"""

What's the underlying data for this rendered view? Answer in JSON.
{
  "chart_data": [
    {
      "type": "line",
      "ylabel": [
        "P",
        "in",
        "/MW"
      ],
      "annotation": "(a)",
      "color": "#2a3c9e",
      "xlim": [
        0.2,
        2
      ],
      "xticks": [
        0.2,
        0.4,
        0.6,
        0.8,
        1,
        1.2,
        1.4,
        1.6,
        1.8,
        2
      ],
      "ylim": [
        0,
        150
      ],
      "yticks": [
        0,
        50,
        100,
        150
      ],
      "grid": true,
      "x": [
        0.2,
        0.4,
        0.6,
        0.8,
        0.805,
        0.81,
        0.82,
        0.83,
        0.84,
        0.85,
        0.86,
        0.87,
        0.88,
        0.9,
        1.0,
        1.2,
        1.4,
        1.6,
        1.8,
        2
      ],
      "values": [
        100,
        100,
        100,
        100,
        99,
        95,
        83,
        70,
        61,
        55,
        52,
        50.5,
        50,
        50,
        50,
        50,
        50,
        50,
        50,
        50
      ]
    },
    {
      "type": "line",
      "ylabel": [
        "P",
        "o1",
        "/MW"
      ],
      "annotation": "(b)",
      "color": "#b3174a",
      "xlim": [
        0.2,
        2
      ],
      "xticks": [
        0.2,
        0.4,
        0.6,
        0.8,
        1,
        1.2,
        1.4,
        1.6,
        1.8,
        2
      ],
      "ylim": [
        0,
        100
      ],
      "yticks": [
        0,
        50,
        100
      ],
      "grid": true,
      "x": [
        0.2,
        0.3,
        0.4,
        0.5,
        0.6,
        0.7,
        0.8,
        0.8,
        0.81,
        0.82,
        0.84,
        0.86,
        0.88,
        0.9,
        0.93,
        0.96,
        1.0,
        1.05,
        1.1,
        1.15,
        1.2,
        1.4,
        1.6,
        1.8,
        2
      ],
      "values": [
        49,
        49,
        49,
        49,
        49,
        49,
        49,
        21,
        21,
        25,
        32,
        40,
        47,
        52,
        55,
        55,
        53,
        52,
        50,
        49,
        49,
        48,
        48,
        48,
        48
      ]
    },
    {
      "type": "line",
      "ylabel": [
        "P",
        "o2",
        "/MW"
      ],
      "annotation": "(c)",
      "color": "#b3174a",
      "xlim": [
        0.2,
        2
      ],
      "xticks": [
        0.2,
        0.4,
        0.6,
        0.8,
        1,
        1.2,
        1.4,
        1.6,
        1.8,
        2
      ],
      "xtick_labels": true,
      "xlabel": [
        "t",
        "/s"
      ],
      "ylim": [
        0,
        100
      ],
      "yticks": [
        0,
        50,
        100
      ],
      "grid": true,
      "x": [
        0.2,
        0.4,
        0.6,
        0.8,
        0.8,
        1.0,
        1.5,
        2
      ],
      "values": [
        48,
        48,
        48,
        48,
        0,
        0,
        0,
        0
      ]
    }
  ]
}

"""

__Aim__
From the records above, extract every entry verbatim.

__Exercise response__
What's the underlying data for this rendered view? Answer in JSON.
{
  "chart_data": [
    {
      "type": "line",
      "ylabel": [
        "P",
        "in",
        "/MW"
      ],
      "annotation": "(a)",
      "color": "#2a3c9e",
      "xlim": [
        0.2,
        2
      ],
      "xticks": [
        0.2,
        0.4,
        0.6,
        0.8,
        1,
        1.2,
        1.4,
        1.6,
        1.8,
        2
      ],
      "ylim": [
        0,
        150
      ],
      "yticks": [
        0,
        50,
        100,
        150
      ],
      "grid": true,
      "x": [
        0.2,
        0.4,
        0.6,
        0.8,
        0.805,
        0.81,
        0.82,
        0.83,
        0.84,
        0.85,
        0.86,
        0.87,
        0.88,
        0.9,
        1.0,
        1.2,
        1.4,
        1.6,
        1.8,
        2
      ],
      "values": [
        100,
        100,
        100,
        100,
        99,
        95,
        83,
        70,
        61,
        55,
        52,
        50.5,
        50,
        50,
        50,
        50,
        50,
        50,
        50,
        50
      ]
    },
    {
      "type": "line",
      "ylabel": [
        "P",
        "o1",
        "/MW"
      ],
      "annotation": "(b)",
      "color": "#b3174a",
      "xlim": [
        0.2,
        2
      ],
      "xticks": [
        0.2,
        0.4,
        0.6,
        0.8,
        1,
        1.2,
        1.4,
        1.6,
        1.8,
        2
      ],
      "ylim": [
        0,
        100
      ],
      "yticks": [
        0,
        50,
        100
      ],
      "grid": true,
      "x": [
        0.2,
        0.3,
        0.4,
        0.5,
        0.6,
        0.7,
        0.8,
        0.8,
        0.81,
        0.82,
        0.84,
        0.86,
        0.88,
        0.9,
        0.93,
        0.96,
        1.0,
        1.05,
        1.1,
        1.15,
        1.2,
        1.4,
        1.6,
        1.8,
        2
      ],
      "values": [
        49,
        49,
        49,
        49,
        49,
        49,
        49,
        21,
        21,
        25,
        32,
        40,
        47,
        52,
        55,
        55,
        53,
        52,
        50,
        49,
        49,
        48,
        48,
        48,
        48
      ]
    },
    {
      "type": "line",
      "ylabel": [
        "P",
        "o2",
        "/MW"
      ],
      "annotation": "(c)",
      "color": "#b3174a",
      "xlim": [
        0.2,
        2
      ],
      "xticks": [
        0.2,
        0.4,
        0.6,
        0.8,
        1,
        1.2,
        1.4,
        1.6,
        1.8,
        2
      ],
      "xtick_labels": true,
      "xlabel": [
        "t",
        "/s"
      ],
      "ylim": [
        0,
        100
      ],
      "yticks": [
        0,
        50,
        100
      ],
      "grid": true,
      "x": [
        0.2,
        0.4,
        0.6,
        0.8,
        0.8,
        1.0,
        1.5,
        2
      ],
      "values": [
        48,
        48,
        48,
        48,
        0,
        0,
        0,
        0
      ]
    }
  ]
}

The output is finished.